[start of Data listing]
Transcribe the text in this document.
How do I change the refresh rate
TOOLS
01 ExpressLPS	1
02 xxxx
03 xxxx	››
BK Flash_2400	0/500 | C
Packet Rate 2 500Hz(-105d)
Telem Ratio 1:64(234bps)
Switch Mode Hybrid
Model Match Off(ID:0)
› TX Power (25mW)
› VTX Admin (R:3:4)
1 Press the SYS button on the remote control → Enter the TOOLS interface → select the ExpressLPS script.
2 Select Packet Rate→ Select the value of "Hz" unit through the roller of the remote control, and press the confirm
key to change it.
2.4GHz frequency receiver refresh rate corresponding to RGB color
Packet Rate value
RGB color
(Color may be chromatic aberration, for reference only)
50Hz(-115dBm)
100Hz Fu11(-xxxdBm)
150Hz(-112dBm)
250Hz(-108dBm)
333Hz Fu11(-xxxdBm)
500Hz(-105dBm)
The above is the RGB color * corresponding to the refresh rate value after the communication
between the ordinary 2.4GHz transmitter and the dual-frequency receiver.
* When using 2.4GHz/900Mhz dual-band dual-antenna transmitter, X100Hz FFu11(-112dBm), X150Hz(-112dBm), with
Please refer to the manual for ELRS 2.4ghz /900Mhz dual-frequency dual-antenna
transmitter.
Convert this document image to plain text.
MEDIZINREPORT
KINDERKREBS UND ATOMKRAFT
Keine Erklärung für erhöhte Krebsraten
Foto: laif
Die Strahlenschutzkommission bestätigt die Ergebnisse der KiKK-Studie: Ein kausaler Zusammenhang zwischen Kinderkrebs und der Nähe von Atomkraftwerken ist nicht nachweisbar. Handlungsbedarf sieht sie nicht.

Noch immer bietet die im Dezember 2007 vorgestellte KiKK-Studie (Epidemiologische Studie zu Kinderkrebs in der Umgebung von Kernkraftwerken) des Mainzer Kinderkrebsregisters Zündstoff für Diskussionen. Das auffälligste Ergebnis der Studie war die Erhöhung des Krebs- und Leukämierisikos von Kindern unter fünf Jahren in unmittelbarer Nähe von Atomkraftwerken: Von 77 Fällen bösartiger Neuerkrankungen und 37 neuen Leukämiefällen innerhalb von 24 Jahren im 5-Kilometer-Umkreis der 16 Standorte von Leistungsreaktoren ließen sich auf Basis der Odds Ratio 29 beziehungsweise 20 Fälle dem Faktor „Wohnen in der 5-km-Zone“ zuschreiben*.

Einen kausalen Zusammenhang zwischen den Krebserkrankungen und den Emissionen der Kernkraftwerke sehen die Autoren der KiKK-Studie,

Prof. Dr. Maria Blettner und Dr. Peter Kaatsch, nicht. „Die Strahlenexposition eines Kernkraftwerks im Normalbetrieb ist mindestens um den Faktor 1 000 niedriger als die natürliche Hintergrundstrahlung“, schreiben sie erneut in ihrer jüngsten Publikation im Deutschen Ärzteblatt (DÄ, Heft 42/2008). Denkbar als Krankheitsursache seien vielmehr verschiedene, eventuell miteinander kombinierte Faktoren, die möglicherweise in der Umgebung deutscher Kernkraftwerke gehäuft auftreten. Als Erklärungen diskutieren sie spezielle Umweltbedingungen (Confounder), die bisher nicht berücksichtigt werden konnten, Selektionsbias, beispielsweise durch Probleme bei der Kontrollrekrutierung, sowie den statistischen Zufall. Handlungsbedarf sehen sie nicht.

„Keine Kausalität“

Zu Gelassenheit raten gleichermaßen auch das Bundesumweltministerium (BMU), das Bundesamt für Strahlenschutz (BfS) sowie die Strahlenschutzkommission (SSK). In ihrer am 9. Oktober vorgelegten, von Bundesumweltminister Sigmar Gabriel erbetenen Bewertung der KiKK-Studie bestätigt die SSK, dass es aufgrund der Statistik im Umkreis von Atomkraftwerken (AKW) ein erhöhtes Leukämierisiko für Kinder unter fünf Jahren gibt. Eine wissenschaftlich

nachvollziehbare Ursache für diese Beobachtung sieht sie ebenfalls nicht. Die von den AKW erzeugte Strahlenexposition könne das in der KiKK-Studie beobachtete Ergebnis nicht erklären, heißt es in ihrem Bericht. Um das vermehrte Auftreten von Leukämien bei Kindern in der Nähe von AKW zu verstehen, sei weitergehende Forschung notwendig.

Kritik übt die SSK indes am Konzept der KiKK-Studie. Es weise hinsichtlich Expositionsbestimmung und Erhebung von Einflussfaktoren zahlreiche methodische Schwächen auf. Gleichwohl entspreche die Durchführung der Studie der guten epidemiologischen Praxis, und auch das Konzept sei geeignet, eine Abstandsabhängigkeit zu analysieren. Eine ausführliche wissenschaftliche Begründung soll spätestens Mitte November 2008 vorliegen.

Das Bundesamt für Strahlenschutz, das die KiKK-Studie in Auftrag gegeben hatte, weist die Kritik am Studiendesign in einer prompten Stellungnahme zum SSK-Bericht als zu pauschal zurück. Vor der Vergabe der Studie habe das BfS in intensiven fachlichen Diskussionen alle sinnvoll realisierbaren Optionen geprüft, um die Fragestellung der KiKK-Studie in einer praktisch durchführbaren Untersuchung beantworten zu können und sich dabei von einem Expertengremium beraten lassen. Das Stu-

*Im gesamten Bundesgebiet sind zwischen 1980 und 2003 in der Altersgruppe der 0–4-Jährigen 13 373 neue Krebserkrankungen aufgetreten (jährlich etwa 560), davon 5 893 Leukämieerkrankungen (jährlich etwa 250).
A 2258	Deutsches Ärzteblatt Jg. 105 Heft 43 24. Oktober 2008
[end of Data listing]
Given request
On how many lines does the word "this" appear? Answer with only the number.

Full response
2